-- Listed records start --
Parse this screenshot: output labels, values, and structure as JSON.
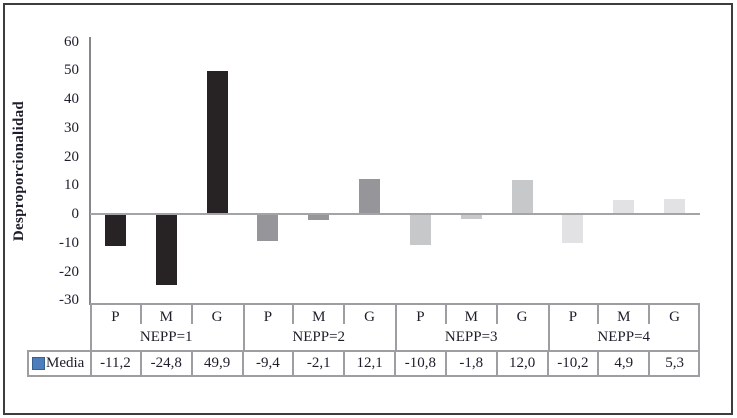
{
  "chart_data": {
    "type": "bar",
    "title": "",
    "ylabel": "Desproporcionalidad",
    "xlabel": "",
    "ylim": [
      -30,
      60
    ],
    "yticks": [
      60,
      50,
      40,
      30,
      20,
      10,
      0,
      -10,
      -20,
      -30
    ],
    "grid": false,
    "legend_position": "attached-data-table-left",
    "categories": [
      "P",
      "M",
      "G"
    ],
    "group_labels": [
      "NEPP=1",
      "NEPP=2",
      "NEPP=3",
      "NEPP=4"
    ],
    "series": [
      {
        "name": "Media",
        "values": [
          -11.2,
          -24.8,
          49.9,
          -9.4,
          -2.1,
          12.1,
          -10.8,
          -1.8,
          12.0,
          -10.2,
          4.9,
          5.3
        ]
      }
    ],
    "value_labels": [
      "-11,2",
      "-24,8",
      "49,9",
      "-9,4",
      "-2,1",
      "12,1",
      "-10,8",
      "-1,8",
      "12,0",
      "-10,2",
      "4,9",
      "5,3"
    ],
    "colors": {
      "group_bar_colors": [
        "#272223",
        "#96969a",
        "#c7c8ca",
        "#e2e2e4"
      ],
      "legend_key_fill": "#4c7ebe",
      "legend_key_border": "#36618e",
      "axis_line": "#87878b",
      "zero_line": "#a4a4a8",
      "table_border": "#9e9ea2",
      "text": "#1d1d2b",
      "frame_border": "#3d3d3f"
    }
  }
}
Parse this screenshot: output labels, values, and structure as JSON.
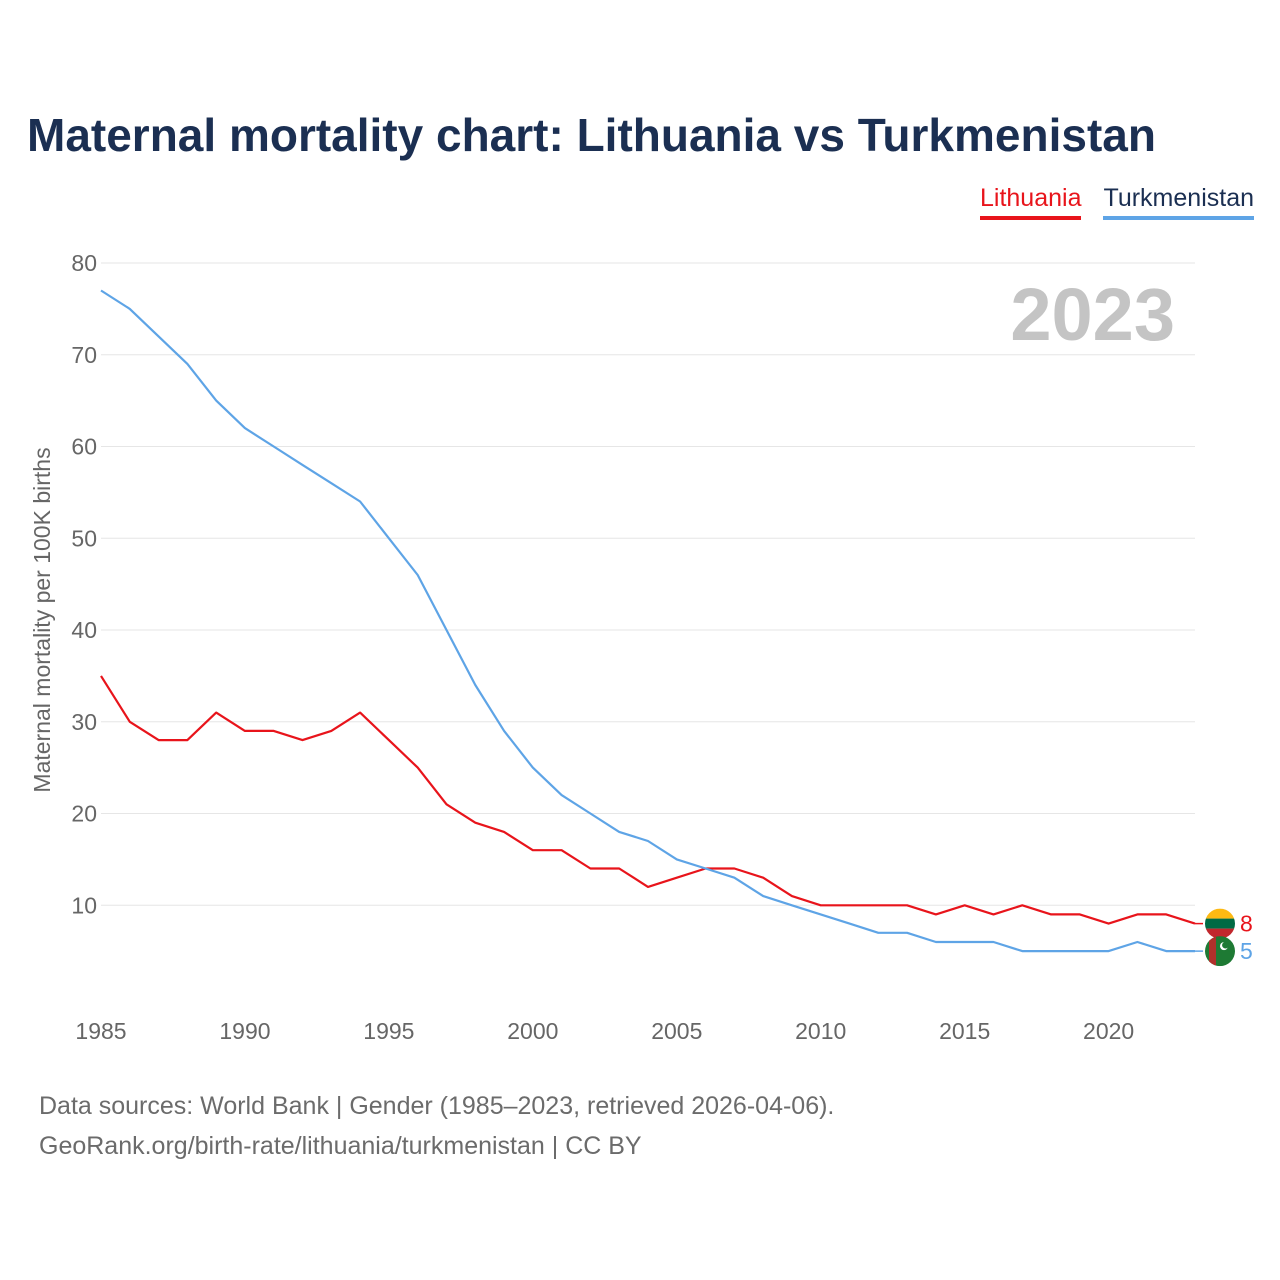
{
  "title": "Maternal mortality chart: Lithuania vs Turkmenistan",
  "legend": [
    {
      "name": "Lithuania",
      "color": "#e8141b"
    },
    {
      "name": "Turkmenistan",
      "color": "#5ea4e6"
    }
  ],
  "year_label": "2023",
  "footer": {
    "line1": "Data sources: World Bank | Gender (1985–2023, retrieved 2026-04-06).",
    "line2": "GeoRank.org/birth-rate/lithuania/turkmenistan | CC BY"
  },
  "chart_data": {
    "type": "line",
    "title": "Maternal mortality chart: Lithuania vs Turkmenistan",
    "xlabel": "",
    "ylabel": "Maternal mortality per 100K births",
    "xlim": [
      1985,
      2023
    ],
    "ylim": [
      0,
      80
    ],
    "yticks": [
      10,
      20,
      30,
      40,
      50,
      60,
      70,
      80
    ],
    "xticks": [
      1985,
      1990,
      1995,
      2000,
      2005,
      2010,
      2015,
      2020
    ],
    "grid": true,
    "legend_position": "top-right",
    "x": [
      1985,
      1986,
      1987,
      1988,
      1989,
      1990,
      1991,
      1992,
      1993,
      1994,
      1995,
      1996,
      1997,
      1998,
      1999,
      2000,
      2001,
      2002,
      2003,
      2004,
      2005,
      2006,
      2007,
      2008,
      2009,
      2010,
      2011,
      2012,
      2013,
      2014,
      2015,
      2016,
      2017,
      2018,
      2019,
      2020,
      2021,
      2022,
      2023
    ],
    "series": [
      {
        "name": "Lithuania",
        "color": "#e8141b",
        "end_label": "8",
        "flag": "lithuania-flag",
        "values": [
          35,
          30,
          28,
          28,
          31,
          29,
          29,
          28,
          29,
          31,
          28,
          25,
          21,
          19,
          18,
          16,
          16,
          14,
          14,
          12,
          13,
          14,
          14,
          13,
          11,
          10,
          10,
          10,
          10,
          9,
          10,
          9,
          10,
          9,
          9,
          8,
          9,
          9,
          8
        ]
      },
      {
        "name": "Turkmenistan",
        "color": "#5ea4e6",
        "end_label": "5",
        "flag": "turkmenistan-flag",
        "values": [
          77,
          75,
          72,
          69,
          65,
          62,
          60,
          58,
          56,
          54,
          50,
          46,
          40,
          34,
          29,
          25,
          22,
          20,
          18,
          17,
          15,
          14,
          13,
          11,
          10,
          9,
          8,
          7,
          7,
          6,
          6,
          6,
          5,
          5,
          5,
          5,
          6,
          5,
          5
        ]
      }
    ]
  }
}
-- Listed records end --
• [Given instruction]: Reproduce all of the material above word for word. Omit the pictures.

• [Answer to this problem]:
Parse this screenshot: output labels, values, and structure as JSON.
{
  "chart_data": {
    "type": "bar",
    "title": "",
    "ylabel": "Desproporcionalidad",
    "xlabel": "",
    "ylim": [
      -30,
      60
    ],
    "yticks": [
      60,
      50,
      40,
      30,
      20,
      10,
      0,
      -10,
      -20,
      -30
    ],
    "grid": false,
    "legend_position": "attached-data-table-left",
    "categories": [
      "P",
      "M",
      "G"
    ],
    "group_labels": [
      "NEPP=1",
      "NEPP=2",
      "NEPP=3",
      "NEPP=4"
    ],
    "series": [
      {
        "name": "Media",
        "values": [
          -11.2,
          -24.8,
          49.9,
          -9.4,
          -2.1,
          12.1,
          -10.8,
          -1.8,
          12.0,
          -10.2,
          4.9,
          5.3
        ]
      }
    ],
    "value_labels": [
      "-11,2",
      "-24,8",
      "49,9",
      "-9,4",
      "-2,1",
      "12,1",
      "-10,8",
      "-1,8",
      "12,0",
      "-10,2",
      "4,9",
      "5,3"
    ],
    "colors": {
      "group_bar_colors": [
        "#272223",
        "#96969a",
        "#c7c8ca",
        "#e2e2e4"
      ],
      "legend_key_fill": "#4c7ebe",
      "legend_key_border": "#36618e",
      "axis_line": "#87878b",
      "zero_line": "#a4a4a8",
      "table_border": "#9e9ea2",
      "text": "#1d1d2b",
      "frame_border": "#3d3d3f"
    }
  }
}
Parse this screenshot: output labels, values, and structure as JSON.
{
  "title": "Maternal mortality chart: Lithuania vs Turkmenistan",
  "legend": [
    {
      "name": "Lithuania",
      "color": "#e8141b"
    },
    {
      "name": "Turkmenistan",
      "color": "#5ea4e6"
    }
  ],
  "year_label": "2023",
  "footer": {
    "line1": "Data sources: World Bank | Gender (1985–2023, retrieved 2026-04-06).",
    "line2": "GeoRank.org/birth-rate/lithuania/turkmenistan | CC BY"
  },
  "chart_data": {
    "type": "line",
    "title": "Maternal mortality chart: Lithuania vs Turkmenistan",
    "xlabel": "",
    "ylabel": "Maternal mortality per 100K births",
    "xlim": [
      1985,
      2023
    ],
    "ylim": [
      0,
      80
    ],
    "yticks": [
      10,
      20,
      30,
      40,
      50,
      60,
      70,
      80
    ],
    "xticks": [
      1985,
      1990,
      1995,
      2000,
      2005,
      2010,
      2015,
      2020
    ],
    "grid": true,
    "legend_position": "top-right",
    "x": [
      1985,
      1986,
      1987,
      1988,
      1989,
      1990,
      1991,
      1992,
      1993,
      1994,
      1995,
      1996,
      1997,
      1998,
      1999,
      2000,
      2001,
      2002,
      2003,
      2004,
      2005,
      2006,
      2007,
      2008,
      2009,
      2010,
      2011,
      2012,
      2013,
      2014,
      2015,
      2016,
      2017,
      2018,
      2019,
      2020,
      2021,
      2022,
      2023
    ],
    "series": [
      {
        "name": "Lithuania",
        "color": "#e8141b",
        "end_label": "8",
        "flag": "lithuania-flag",
        "values": [
          35,
          30,
          28,
          28,
          31,
          29,
          29,
          28,
          29,
          31,
          28,
          25,
          21,
          19,
          18,
          16,
          16,
          14,
          14,
          12,
          13,
          14,
          14,
          13,
          11,
          10,
          10,
          10,
          10,
          9,
          10,
          9,
          10,
          9,
          9,
          8,
          9,
          9,
          8
        ]
      },
      {
        "name": "Turkmenistan",
        "color": "#5ea4e6",
        "end_label": "5",
        "flag": "turkmenistan-flag",
        "values": [
          77,
          75,
          72,
          69,
          65,
          62,
          60,
          58,
          56,
          54,
          50,
          46,
          40,
          34,
          29,
          25,
          22,
          20,
          18,
          17,
          15,
          14,
          13,
          11,
          10,
          9,
          8,
          7,
          7,
          6,
          6,
          6,
          5,
          5,
          5,
          5,
          6,
          5,
          5
        ]
      }
    ]
  }
}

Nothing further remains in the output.